Stated problem: Word for word, give the material below again, minus any images.

»»

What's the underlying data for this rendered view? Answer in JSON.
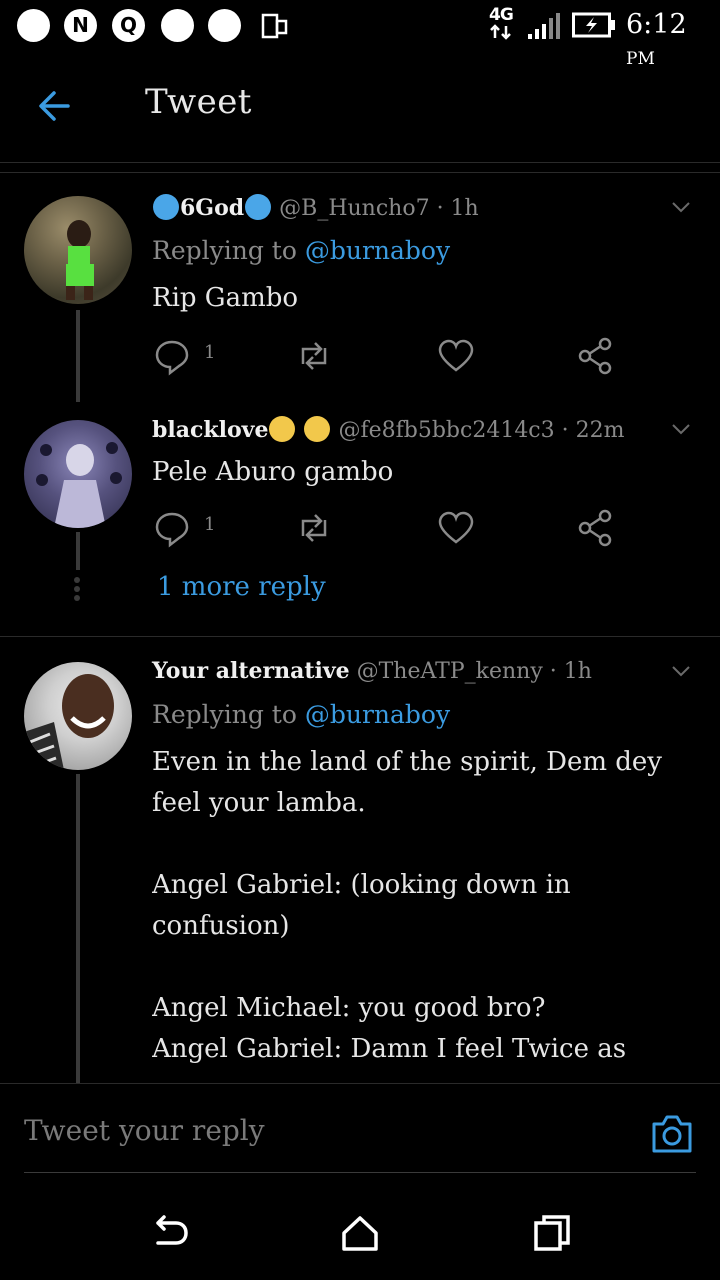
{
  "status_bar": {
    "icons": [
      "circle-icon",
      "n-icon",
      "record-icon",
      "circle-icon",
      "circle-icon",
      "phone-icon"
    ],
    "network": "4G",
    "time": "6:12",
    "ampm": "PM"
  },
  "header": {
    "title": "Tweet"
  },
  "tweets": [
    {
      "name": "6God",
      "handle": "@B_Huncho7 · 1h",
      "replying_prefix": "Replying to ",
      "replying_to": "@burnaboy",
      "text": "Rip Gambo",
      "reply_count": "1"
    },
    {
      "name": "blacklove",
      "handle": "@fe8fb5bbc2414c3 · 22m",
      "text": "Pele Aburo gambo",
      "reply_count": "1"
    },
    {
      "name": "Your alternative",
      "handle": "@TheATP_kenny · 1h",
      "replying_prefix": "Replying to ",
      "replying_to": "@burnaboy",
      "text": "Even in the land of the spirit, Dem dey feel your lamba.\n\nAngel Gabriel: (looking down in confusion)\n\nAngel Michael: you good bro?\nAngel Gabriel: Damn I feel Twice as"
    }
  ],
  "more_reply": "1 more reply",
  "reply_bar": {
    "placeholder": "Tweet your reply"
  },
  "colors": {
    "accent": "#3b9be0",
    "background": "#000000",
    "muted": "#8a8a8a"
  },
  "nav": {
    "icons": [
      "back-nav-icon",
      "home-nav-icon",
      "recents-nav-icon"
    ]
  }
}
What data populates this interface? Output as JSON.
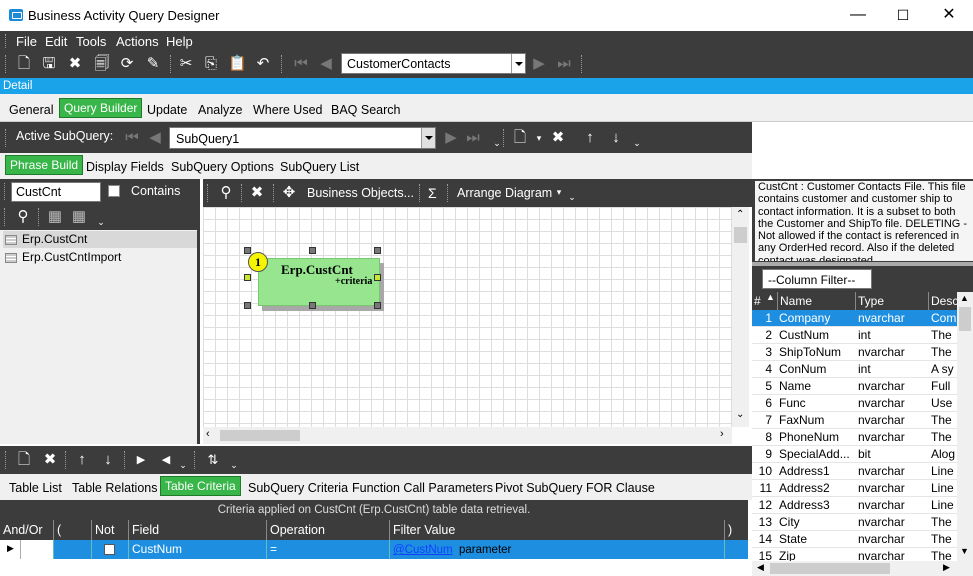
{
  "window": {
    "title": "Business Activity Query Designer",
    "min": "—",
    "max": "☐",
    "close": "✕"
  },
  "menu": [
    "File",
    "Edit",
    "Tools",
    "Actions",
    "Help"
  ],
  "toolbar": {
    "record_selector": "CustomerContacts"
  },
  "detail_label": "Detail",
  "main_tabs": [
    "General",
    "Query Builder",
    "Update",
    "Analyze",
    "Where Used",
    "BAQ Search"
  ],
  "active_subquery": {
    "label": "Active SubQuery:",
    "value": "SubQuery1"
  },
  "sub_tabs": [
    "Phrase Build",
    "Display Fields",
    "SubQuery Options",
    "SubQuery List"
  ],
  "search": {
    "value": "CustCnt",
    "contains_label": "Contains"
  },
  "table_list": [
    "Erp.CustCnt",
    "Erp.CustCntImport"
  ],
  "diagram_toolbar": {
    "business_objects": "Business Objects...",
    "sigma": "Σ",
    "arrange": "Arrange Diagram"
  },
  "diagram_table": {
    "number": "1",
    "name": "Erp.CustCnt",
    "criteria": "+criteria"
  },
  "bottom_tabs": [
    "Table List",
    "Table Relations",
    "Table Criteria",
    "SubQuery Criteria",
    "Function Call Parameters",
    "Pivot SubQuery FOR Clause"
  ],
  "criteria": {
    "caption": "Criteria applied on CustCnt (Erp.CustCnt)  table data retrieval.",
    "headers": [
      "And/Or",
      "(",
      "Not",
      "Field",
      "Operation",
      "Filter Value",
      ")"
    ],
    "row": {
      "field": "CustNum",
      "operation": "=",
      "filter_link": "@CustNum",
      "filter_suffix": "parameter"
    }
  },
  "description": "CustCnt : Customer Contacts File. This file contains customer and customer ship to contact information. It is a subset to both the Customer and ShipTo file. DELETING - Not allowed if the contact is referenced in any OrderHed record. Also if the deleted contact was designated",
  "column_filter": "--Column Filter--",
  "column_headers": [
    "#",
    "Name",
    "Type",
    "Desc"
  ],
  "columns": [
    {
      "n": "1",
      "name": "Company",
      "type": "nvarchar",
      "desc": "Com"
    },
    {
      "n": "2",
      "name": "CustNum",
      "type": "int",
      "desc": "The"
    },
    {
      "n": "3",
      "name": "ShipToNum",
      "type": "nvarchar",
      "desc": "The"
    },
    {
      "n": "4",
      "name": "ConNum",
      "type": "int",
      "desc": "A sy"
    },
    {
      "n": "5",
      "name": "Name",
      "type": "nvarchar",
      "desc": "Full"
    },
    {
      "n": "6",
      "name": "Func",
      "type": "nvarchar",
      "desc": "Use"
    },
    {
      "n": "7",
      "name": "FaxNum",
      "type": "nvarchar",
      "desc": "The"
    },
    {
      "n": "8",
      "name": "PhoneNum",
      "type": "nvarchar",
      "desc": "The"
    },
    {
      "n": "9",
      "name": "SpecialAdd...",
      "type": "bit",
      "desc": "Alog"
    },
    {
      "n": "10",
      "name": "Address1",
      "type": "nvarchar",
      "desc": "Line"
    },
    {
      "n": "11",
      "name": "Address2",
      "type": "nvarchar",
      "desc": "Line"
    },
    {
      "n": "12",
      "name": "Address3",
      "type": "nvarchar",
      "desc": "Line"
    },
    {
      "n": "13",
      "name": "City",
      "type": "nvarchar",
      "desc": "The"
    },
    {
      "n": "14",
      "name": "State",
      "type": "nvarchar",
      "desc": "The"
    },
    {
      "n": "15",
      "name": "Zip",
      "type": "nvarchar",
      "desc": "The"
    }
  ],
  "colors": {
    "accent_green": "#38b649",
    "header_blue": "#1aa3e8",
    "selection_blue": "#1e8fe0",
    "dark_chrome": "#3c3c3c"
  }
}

««

Response to this task:
What's the underlying data for this rendered view? Answer in JSON.
{
  "status_bar": {
    "icons": [
      "circle-icon",
      "n-icon",
      "record-icon",
      "circle-icon",
      "circle-icon",
      "phone-icon"
    ],
    "network": "4G",
    "time": "6:12",
    "ampm": "PM"
  },
  "header": {
    "title": "Tweet"
  },
  "tweets": [
    {
      "name": "6God",
      "handle": "@B_Huncho7 · 1h",
      "replying_prefix": "Replying to ",
      "replying_to": "@burnaboy",
      "text": "Rip Gambo",
      "reply_count": "1"
    },
    {
      "name": "blacklove",
      "handle": "@fe8fb5bbc2414c3 · 22m",
      "text": "Pele Aburo gambo",
      "reply_count": "1"
    },
    {
      "name": "Your alternative",
      "handle": "@TheATP_kenny · 1h",
      "replying_prefix": "Replying to ",
      "replying_to": "@burnaboy",
      "text": "Even in the land of the spirit, Dem dey feel your lamba.\n\nAngel Gabriel: (looking down in confusion)\n\nAngel Michael: you good bro?\nAngel Gabriel: Damn I feel Twice as"
    }
  ],
  "more_reply": "1 more reply",
  "reply_bar": {
    "placeholder": "Tweet your reply"
  },
  "colors": {
    "accent": "#3b9be0",
    "background": "#000000",
    "muted": "#8a8a8a"
  },
  "nav": {
    "icons": [
      "back-nav-icon",
      "home-nav-icon",
      "recents-nav-icon"
    ]
  }
}
What data populates this interface? Output as JSON.
{
  "window": {
    "title": "Business Activity Query Designer",
    "min": "—",
    "max": "☐",
    "close": "✕"
  },
  "menu": [
    "File",
    "Edit",
    "Tools",
    "Actions",
    "Help"
  ],
  "toolbar": {
    "record_selector": "CustomerContacts"
  },
  "detail_label": "Detail",
  "main_tabs": [
    "General",
    "Query Builder",
    "Update",
    "Analyze",
    "Where Used",
    "BAQ Search"
  ],
  "active_subquery": {
    "label": "Active SubQuery:",
    "value": "SubQuery1"
  },
  "sub_tabs": [
    "Phrase Build",
    "Display Fields",
    "SubQuery Options",
    "SubQuery List"
  ],
  "search": {
    "value": "CustCnt",
    "contains_label": "Contains"
  },
  "table_list": [
    "Erp.CustCnt",
    "Erp.CustCntImport"
  ],
  "diagram_toolbar": {
    "business_objects": "Business Objects...",
    "sigma": "Σ",
    "arrange": "Arrange Diagram"
  },
  "diagram_table": {
    "number": "1",
    "name": "Erp.CustCnt",
    "criteria": "+criteria"
  },
  "bottom_tabs": [
    "Table List",
    "Table Relations",
    "Table Criteria",
    "SubQuery Criteria",
    "Function Call Parameters",
    "Pivot SubQuery FOR Clause"
  ],
  "criteria": {
    "caption": "Criteria applied on CustCnt (Erp.CustCnt)  table data retrieval.",
    "headers": [
      "And/Or",
      "(",
      "Not",
      "Field",
      "Operation",
      "Filter Value",
      ")"
    ],
    "row": {
      "field": "CustNum",
      "operation": "=",
      "filter_link": "@CustNum",
      "filter_suffix": "parameter"
    }
  },
  "description": "CustCnt : Customer Contacts File. This file contains customer and customer ship to contact information. It is a subset to both the Customer and ShipTo file. DELETING - Not allowed if the contact is referenced in any OrderHed record. Also if the deleted contact was designated",
  "column_filter": "--Column Filter--",
  "column_headers": [
    "#",
    "Name",
    "Type",
    "Desc"
  ],
  "columns": [
    {
      "n": "1",
      "name": "Company",
      "type": "nvarchar",
      "desc": "Com"
    },
    {
      "n": "2",
      "name": "CustNum",
      "type": "int",
      "desc": "The"
    },
    {
      "n": "3",
      "name": "ShipToNum",
      "type": "nvarchar",
      "desc": "The"
    },
    {
      "n": "4",
      "name": "ConNum",
      "type": "int",
      "desc": "A sy"
    },
    {
      "n": "5",
      "name": "Name",
      "type": "nvarchar",
      "desc": "Full"
    },
    {
      "n": "6",
      "name": "Func",
      "type": "nvarchar",
      "desc": "Use"
    },
    {
      "n": "7",
      "name": "FaxNum",
      "type": "nvarchar",
      "desc": "The"
    },
    {
      "n": "8",
      "name": "PhoneNum",
      "type": "nvarchar",
      "desc": "The"
    },
    {
      "n": "9",
      "name": "SpecialAdd...",
      "type": "bit",
      "desc": "Alog"
    },
    {
      "n": "10",
      "name": "Address1",
      "type": "nvarchar",
      "desc": "Line"
    },
    {
      "n": "11",
      "name": "Address2",
      "type": "nvarchar",
      "desc": "Line"
    },
    {
      "n": "12",
      "name": "Address3",
      "type": "nvarchar",
      "desc": "Line"
    },
    {
      "n": "13",
      "name": "City",
      "type": "nvarchar",
      "desc": "The"
    },
    {
      "n": "14",
      "name": "State",
      "type": "nvarchar",
      "desc": "The"
    },
    {
      "n": "15",
      "name": "Zip",
      "type": "nvarchar",
      "desc": "The"
    }
  ],
  "colors": {
    "accent_green": "#38b649",
    "header_blue": "#1aa3e8",
    "selection_blue": "#1e8fe0",
    "dark_chrome": "#3c3c3c"
  }
}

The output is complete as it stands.